• [Prompt] Without altering anything, repeat each of the records.

## BEGIN Entries shown

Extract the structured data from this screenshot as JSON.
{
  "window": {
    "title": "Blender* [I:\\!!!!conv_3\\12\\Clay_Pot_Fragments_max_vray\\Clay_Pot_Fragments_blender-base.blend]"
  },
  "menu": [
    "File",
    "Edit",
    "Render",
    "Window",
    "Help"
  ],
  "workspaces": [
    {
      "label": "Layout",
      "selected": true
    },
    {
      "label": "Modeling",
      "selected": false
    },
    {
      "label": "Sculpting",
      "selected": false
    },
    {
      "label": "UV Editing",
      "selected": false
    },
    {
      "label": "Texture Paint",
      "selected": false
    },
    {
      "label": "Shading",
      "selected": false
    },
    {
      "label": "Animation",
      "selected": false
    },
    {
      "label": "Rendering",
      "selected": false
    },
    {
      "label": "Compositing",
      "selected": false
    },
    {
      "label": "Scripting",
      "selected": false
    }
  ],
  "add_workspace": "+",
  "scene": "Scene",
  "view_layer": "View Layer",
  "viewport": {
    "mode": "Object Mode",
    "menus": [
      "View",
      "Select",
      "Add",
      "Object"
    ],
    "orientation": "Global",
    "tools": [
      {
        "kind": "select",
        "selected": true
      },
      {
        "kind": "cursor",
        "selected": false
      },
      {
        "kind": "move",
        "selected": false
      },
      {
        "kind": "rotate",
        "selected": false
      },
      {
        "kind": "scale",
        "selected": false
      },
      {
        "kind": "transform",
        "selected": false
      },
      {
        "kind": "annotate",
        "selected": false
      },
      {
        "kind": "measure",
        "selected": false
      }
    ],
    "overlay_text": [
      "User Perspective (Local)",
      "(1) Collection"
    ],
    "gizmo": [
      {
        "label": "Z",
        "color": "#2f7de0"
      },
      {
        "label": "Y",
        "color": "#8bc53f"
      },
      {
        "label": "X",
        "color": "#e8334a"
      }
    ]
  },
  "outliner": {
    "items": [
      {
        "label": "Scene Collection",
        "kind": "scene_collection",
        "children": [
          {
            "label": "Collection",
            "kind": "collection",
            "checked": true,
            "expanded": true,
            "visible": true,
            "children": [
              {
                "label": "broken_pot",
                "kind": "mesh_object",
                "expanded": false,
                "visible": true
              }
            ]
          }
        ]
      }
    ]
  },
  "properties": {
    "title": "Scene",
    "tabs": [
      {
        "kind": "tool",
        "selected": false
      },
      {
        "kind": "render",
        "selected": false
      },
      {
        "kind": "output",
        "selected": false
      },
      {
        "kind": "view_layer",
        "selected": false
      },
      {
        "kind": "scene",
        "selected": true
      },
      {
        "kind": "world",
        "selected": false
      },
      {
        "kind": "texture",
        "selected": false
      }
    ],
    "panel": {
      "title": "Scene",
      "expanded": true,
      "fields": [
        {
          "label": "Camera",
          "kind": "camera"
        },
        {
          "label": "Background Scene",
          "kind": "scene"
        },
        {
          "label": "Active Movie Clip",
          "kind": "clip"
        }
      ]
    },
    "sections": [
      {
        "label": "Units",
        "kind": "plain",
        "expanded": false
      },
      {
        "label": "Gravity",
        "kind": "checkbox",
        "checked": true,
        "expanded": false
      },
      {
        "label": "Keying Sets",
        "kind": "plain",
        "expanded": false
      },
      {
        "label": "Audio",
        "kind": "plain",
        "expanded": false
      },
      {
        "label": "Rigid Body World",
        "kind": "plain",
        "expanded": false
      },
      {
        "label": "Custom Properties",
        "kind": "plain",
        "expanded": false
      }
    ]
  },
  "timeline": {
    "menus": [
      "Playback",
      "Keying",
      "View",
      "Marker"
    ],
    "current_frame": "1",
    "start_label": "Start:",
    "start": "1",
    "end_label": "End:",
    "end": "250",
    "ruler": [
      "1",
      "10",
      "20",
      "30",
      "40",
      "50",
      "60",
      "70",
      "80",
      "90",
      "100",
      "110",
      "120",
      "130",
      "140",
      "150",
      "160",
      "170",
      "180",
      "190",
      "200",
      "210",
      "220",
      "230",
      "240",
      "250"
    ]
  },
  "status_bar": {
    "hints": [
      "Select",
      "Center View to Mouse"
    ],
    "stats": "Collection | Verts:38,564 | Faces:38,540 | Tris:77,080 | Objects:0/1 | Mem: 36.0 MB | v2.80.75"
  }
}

## END Entries shown

• [Solution to the problem]
Extract the structured data from this screenshot as JSON.
{
  "window": {
    "title": "Blender* [I:\\!!!!conv_3\\12\\Clay_Pot_Fragments_max_vray\\Clay_Pot_Fragments_blender-base.blend]"
  },
  "menu": [
    "File",
    "Edit",
    "Render",
    "Window",
    "Help"
  ],
  "workspaces": [
    {
      "label": "Layout",
      "selected": true
    },
    {
      "label": "Modeling",
      "selected": false
    },
    {
      "label": "Sculpting",
      "selected": false
    },
    {
      "label": "UV Editing",
      "selected": false
    },
    {
      "label": "Texture Paint",
      "selected": false
    },
    {
      "label": "Shading",
      "selected": false
    },
    {
      "label": "Animation",
      "selected": false
    },
    {
      "label": "Rendering",
      "selected": false
    },
    {
      "label": "Compositing",
      "selected": false
    },
    {
      "label": "Scripting",
      "selected": false
    }
  ],
  "add_workspace": "+",
  "scene": "Scene",
  "view_layer": "View Layer",
  "viewport": {
    "mode": "Object Mode",
    "menus": [
      "View",
      "Select",
      "Add",
      "Object"
    ],
    "orientation": "Global",
    "tools": [
      {
        "kind": "select",
        "selected": true
      },
      {
        "kind": "cursor",
        "selected": false
      },
      {
        "kind": "move",
        "selected": false
      },
      {
        "kind": "rotate",
        "selected": false
      },
      {
        "kind": "scale",
        "selected": false
      },
      {
        "kind": "transform",
        "selected": false
      },
      {
        "kind": "annotate",
        "selected": false
      },
      {
        "kind": "measure",
        "selected": false
      }
    ],
    "overlay_text": [
      "User Perspective (Local)",
      "(1) Collection"
    ],
    "gizmo": [
      {
        "label": "Z",
        "color": "#2f7de0"
      },
      {
        "label": "Y",
        "color": "#8bc53f"
      },
      {
        "label": "X",
        "color": "#e8334a"
      }
    ]
  },
  "outliner": {
    "items": [
      {
        "label": "Scene Collection",
        "kind": "scene_collection",
        "children": [
          {
            "label": "Collection",
            "kind": "collection",
            "checked": true,
            "expanded": true,
            "visible": true,
            "children": [
              {
                "label": "broken_pot",
                "kind": "mesh_object",
                "expanded": false,
                "visible": true
              }
            ]
          }
        ]
      }
    ]
  },
  "properties": {
    "title": "Scene",
    "tabs": [
      {
        "kind": "tool",
        "selected": false
      },
      {
        "kind": "render",
        "selected": false
      },
      {
        "kind": "output",
        "selected": false
      },
      {
        "kind": "view_layer",
        "selected": false
      },
      {
        "kind": "scene",
        "selected": true
      },
      {
        "kind": "world",
        "selected": false
      },
      {
        "kind": "texture",
        "selected": false
      }
    ],
    "panel": {
      "title": "Scene",
      "expanded": true,
      "fields": [
        {
          "label": "Camera",
          "kind": "camera"
        },
        {
          "label": "Background Scene",
          "kind": "scene"
        },
        {
          "label": "Active Movie Clip",
          "kind": "clip"
        }
      ]
    },
    "sections": [
      {
        "label": "Units",
        "kind": "plain",
        "expanded": false
      },
      {
        "label": "Gravity",
        "kind": "checkbox",
        "checked": true,
        "expanded": false
      },
      {
        "label": "Keying Sets",
        "kind": "plain",
        "expanded": false
      },
      {
        "label": "Audio",
        "kind": "plain",
        "expanded": false
      },
      {
        "label": "Rigid Body World",
        "kind": "plain",
        "expanded": false
      },
      {
        "label": "Custom Properties",
        "kind": "plain",
        "expanded": false
      }
    ]
  },
  "timeline": {
    "menus": [
      "Playback",
      "Keying",
      "View",
      "Marker"
    ],
    "current_frame": "1",
    "start_label": "Start:",
    "start": "1",
    "end_label": "End:",
    "end": "250",
    "ruler": [
      "1",
      "10",
      "20",
      "30",
      "40",
      "50",
      "60",
      "70",
      "80",
      "90",
      "100",
      "110",
      "120",
      "130",
      "140",
      "150",
      "160",
      "170",
      "180",
      "190",
      "200",
      "210",
      "220",
      "230",
      "240",
      "250"
    ]
  },
  "status_bar": {
    "hints": [
      "Select",
      "Center View to Mouse"
    ],
    "stats": "Collection | Verts:38,564 | Faces:38,540 | Tris:77,080 | Objects:0/1 | Mem: 36.0 MB | v2.80.75"
  }
}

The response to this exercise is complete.